(PROBLEM TO WORK ON)
Your task is to print all of the data word for word.

(SUPPLIED DATA)

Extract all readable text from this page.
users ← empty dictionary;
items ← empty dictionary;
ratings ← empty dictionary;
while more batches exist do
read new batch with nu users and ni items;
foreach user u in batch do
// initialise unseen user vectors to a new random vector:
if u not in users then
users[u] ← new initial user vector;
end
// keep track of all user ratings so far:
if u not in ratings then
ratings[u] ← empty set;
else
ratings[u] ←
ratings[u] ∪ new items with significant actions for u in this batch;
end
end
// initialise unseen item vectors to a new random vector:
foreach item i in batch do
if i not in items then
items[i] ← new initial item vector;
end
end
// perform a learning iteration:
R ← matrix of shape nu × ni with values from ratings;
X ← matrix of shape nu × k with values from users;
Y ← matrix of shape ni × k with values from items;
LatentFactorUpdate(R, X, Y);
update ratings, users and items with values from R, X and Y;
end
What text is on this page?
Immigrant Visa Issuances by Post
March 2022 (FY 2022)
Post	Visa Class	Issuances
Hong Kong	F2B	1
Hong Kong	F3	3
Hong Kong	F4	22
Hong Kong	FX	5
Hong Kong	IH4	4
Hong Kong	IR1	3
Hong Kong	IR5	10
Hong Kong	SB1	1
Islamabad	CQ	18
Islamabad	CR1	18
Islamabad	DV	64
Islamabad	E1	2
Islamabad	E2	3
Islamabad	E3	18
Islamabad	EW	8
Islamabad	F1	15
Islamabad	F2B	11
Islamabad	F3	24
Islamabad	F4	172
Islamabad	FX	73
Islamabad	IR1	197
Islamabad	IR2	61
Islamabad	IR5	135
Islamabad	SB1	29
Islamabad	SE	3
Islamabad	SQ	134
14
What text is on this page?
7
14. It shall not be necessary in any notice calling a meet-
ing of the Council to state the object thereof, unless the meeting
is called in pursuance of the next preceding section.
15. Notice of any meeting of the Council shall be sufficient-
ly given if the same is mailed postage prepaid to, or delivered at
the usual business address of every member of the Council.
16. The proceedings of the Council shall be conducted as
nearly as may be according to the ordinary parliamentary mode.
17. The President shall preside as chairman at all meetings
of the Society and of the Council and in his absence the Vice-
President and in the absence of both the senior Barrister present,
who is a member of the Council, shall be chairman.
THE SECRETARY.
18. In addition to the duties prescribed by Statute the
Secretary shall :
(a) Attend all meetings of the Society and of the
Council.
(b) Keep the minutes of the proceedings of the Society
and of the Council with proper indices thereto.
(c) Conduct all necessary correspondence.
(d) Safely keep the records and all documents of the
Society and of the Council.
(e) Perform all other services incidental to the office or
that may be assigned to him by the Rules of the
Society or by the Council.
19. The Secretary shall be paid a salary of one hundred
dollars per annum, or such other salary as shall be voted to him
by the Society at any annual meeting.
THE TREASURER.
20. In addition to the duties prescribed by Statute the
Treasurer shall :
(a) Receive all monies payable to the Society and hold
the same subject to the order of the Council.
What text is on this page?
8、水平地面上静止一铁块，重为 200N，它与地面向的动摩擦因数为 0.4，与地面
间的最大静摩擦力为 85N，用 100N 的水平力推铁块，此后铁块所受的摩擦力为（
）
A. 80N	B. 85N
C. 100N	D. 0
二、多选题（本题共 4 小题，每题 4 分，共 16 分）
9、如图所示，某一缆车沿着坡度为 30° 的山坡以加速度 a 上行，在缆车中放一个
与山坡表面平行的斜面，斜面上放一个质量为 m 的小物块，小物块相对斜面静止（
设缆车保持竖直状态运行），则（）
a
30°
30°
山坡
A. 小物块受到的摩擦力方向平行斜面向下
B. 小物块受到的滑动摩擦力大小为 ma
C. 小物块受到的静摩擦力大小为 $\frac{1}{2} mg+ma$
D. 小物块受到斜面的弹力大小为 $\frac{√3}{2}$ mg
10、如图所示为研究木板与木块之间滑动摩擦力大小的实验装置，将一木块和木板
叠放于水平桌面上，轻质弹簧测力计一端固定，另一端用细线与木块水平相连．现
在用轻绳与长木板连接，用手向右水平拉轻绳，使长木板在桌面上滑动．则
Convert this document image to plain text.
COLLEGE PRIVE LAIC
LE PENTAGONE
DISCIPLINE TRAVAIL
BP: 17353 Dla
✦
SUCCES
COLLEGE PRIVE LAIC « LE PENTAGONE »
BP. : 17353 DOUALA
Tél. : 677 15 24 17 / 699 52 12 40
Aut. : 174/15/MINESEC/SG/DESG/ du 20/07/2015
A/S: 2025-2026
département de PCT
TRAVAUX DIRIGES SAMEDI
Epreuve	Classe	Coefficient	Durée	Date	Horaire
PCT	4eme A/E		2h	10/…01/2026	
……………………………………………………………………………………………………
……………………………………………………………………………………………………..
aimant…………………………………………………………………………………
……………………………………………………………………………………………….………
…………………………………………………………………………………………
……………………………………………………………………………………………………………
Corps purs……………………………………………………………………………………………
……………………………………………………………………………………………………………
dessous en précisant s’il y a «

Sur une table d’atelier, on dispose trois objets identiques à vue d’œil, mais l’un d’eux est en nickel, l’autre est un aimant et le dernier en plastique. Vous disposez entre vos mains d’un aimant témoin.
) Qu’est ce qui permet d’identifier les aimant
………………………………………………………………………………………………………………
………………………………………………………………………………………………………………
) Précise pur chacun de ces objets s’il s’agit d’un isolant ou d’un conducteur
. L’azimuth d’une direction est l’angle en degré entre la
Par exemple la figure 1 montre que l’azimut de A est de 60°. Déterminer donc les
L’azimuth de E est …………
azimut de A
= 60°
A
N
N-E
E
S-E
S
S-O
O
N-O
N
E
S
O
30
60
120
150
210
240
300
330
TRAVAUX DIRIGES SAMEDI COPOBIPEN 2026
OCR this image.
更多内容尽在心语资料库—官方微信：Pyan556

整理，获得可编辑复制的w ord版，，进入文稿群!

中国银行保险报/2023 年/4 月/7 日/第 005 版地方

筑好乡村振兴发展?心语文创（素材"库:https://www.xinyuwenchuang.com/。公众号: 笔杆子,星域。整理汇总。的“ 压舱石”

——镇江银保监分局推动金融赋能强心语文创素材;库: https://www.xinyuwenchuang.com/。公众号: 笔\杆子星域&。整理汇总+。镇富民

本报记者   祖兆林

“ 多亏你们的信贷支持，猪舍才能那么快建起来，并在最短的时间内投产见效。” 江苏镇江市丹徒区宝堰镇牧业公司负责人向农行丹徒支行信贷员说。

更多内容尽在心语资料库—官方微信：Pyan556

(COMPLETED EXERCISE)
Extract all readable text from this page.
users ← empty dictionary;
items ← empty dictionary;
ratings ← empty dictionary;
while more batches exist do
read new batch with nu users and ni items;
foreach user u in batch do
// initialise unseen user vectors to a new random vector:
if u not in users then
users[u] ← new initial user vector;
end
// keep track of all user ratings so far:
if u not in ratings then
ratings[u] ← empty set;
else
ratings[u] ←
ratings[u] ∪ new items with significant actions for u in this batch;
end
end
// initialise unseen item vectors to a new random vector:
foreach item i in batch do
if i not in items then
items[i] ← new initial item vector;
end
end
// perform a learning iteration:
R ← matrix of shape nu × ni with values from ratings;
X ← matrix of shape nu × k with values from users;
Y ← matrix of shape ni × k with values from items;
LatentFactorUpdate(R, X, Y);
update ratings, users and items with values from R, X and Y;
end
What text is on this page?
Immigrant Visa Issuances by Post
March 2022 (FY 2022)
Post	Visa Class	Issuances
Hong Kong	F2B	1
Hong Kong	F3	3
Hong Kong	F4	22
Hong Kong	FX	5
Hong Kong	IH4	4
Hong Kong	IR1	3
Hong Kong	IR5	10
Hong Kong	SB1	1
Islamabad	CQ	18
Islamabad	CR1	18
Islamabad	DV	64
Islamabad	E1	2
Islamabad	E2	3
Islamabad	E3	18
Islamabad	EW	8
Islamabad	F1	15
Islamabad	F2B	11
Islamabad	F3	24
Islamabad	F4	172
Islamabad	FX	73
Islamabad	IR1	197
Islamabad	IR2	61
Islamabad	IR5	135
Islamabad	SB1	29
Islamabad	SE	3
Islamabad	SQ	134
14
What text is on this page?
7
14. It shall not be necessary in any notice calling a meet-
ing of the Council to state the object thereof, unless the meeting
is called in pursuance of the next preceding section.
15. Notice of any meeting of the Council shall be sufficient-
ly given if the same is mailed postage prepaid to, or delivered at
the usual business address of every member of the Council.
16. The proceedings of the Council shall be conducted as
nearly as may be according to the ordinary parliamentary mode.
17. The President shall preside as chairman at all meetings
of the Society and of the Council and in his absence the Vice-
President and in the absence of both the senior Barrister present,
who is a member of the Council, shall be chairman.
THE SECRETARY.
18. In addition to the duties prescribed by Statute the
Secretary shall :
(a) Attend all meetings of the Society and of the
Council.
(b) Keep the minutes of the proceedings of the Society
and of the Council with proper indices thereto.
(c) Conduct all necessary correspondence.
(d) Safely keep the records and all documents of the
Society and of the Council.
(e) Perform all other services incidental to the office or
that may be assigned to him by the Rules of the
Society or by the Council.
19. The Secretary shall be paid a salary of one hundred
dollars per annum, or such other salary as shall be voted to him
by the Society at any annual meeting.
THE TREASURER.
20. In addition to the duties prescribed by Statute the
Treasurer shall :
(a) Receive all monies payable to the Society and hold
the same subject to the order of the Council.
What text is on this page?
8、水平地面上静止一铁块，重为 200N，它与地面向的动摩擦因数为 0.4，与地面
间的最大静摩擦力为 85N，用 100N 的水平力推铁块，此后铁块所受的摩擦力为（
）
A. 80N	B. 85N
C. 100N	D. 0
二、多选题（本题共 4 小题，每题 4 分，共 16 分）
9、如图所示，某一缆车沿着坡度为 30° 的山坡以加速度 a 上行，在缆车中放一个
与山坡表面平行的斜面，斜面上放一个质量为 m 的小物块，小物块相对斜面静止（
设缆车保持竖直状态运行），则（）
a
30°
30°
山坡
A. 小物块受到的摩擦力方向平行斜面向下
B. 小物块受到的滑动摩擦力大小为 ma
C. 小物块受到的静摩擦力大小为 $\frac{1}{2} mg+ma$
D. 小物块受到斜面的弹力大小为 $\frac{√3}{2}$ mg
10、如图所示为研究木板与木块之间滑动摩擦力大小的实验装置，将一木块和木板
叠放于水平桌面上，轻质弹簧测力计一端固定，另一端用细线与木块水平相连．现
在用轻绳与长木板连接，用手向右水平拉轻绳，使长木板在桌面上滑动．则
Convert this document image to plain text.
COLLEGE PRIVE LAIC
LE PENTAGONE
DISCIPLINE TRAVAIL
BP: 17353 Dla
✦
SUCCES
COLLEGE PRIVE LAIC « LE PENTAGONE »
BP. : 17353 DOUALA
Tél. : 677 15 24 17 / 699 52 12 40
Aut. : 174/15/MINESEC/SG/DESG/ du 20/07/2015
A/S: 2025-2026
département de PCT
TRAVAUX DIRIGES SAMEDI
Epreuve	Classe	Coefficient	Durée	Date	Horaire
PCT	4eme A/E		2h	10/…01/2026	
……………………………………………………………………………………………………
……………………………………………………………………………………………………..
aimant…………………………………………………………………………………
……………………………………………………………………………………………….………
…………………………………………………………………………………………
……………………………………………………………………………………………………………
Corps purs……………………………………………………………………………………………
……………………………………………………………………………………………………………
dessous en précisant s’il y a «

Sur une table d’atelier, on dispose trois objets identiques à vue d’œil, mais l’un d’eux est en nickel, l’autre est un aimant et le dernier en plastique. Vous disposez entre vos mains d’un aimant témoin.
) Qu’est ce qui permet d’identifier les aimant
………………………………………………………………………………………………………………
………………………………………………………………………………………………………………
) Précise pur chacun de ces objets s’il s’agit d’un isolant ou d’un conducteur
. L’azimuth d’une direction est l’angle en degré entre la
Par exemple la figure 1 montre que l’azimut de A est de 60°. Déterminer donc les
L’azimuth de E est …………
azimut de A
= 60°
A
N
N-E
E
S-E
S
S-O
O
N-O
N
E
S
O
30
60
120
150
210
240
300
330
TRAVAUX DIRIGES SAMEDI COPOBIPEN 2026
OCR this image.
更多内容尽在心语资料库—官方微信：Pyan556

整理，获得可编辑复制的w ord版，，进入文稿群!

中国银行保险报/2023 年/4 月/7 日/第 005 版地方

筑好乡村振兴发展?心语文创（素材"库:https://www.xinyuwenchuang.com/。公众号: 笔杆子,星域。整理汇总。的“ 压舱石”

——镇江银保监分局推动金融赋能强心语文创素材;库: https://www.xinyuwenchuang.com/。公众号: 笔\杆子星域&。整理汇总+。镇富民

本报记者   祖兆林

“ 多亏你们的信贷支持，猪舍才能那么快建起来，并在最短的时间内投产见效。” 江苏镇江市丹徒区宝堰镇牧业公司负责人向农行丹徒支行信贷员说。

更多内容尽在心语资料库—官方微信：Pyan556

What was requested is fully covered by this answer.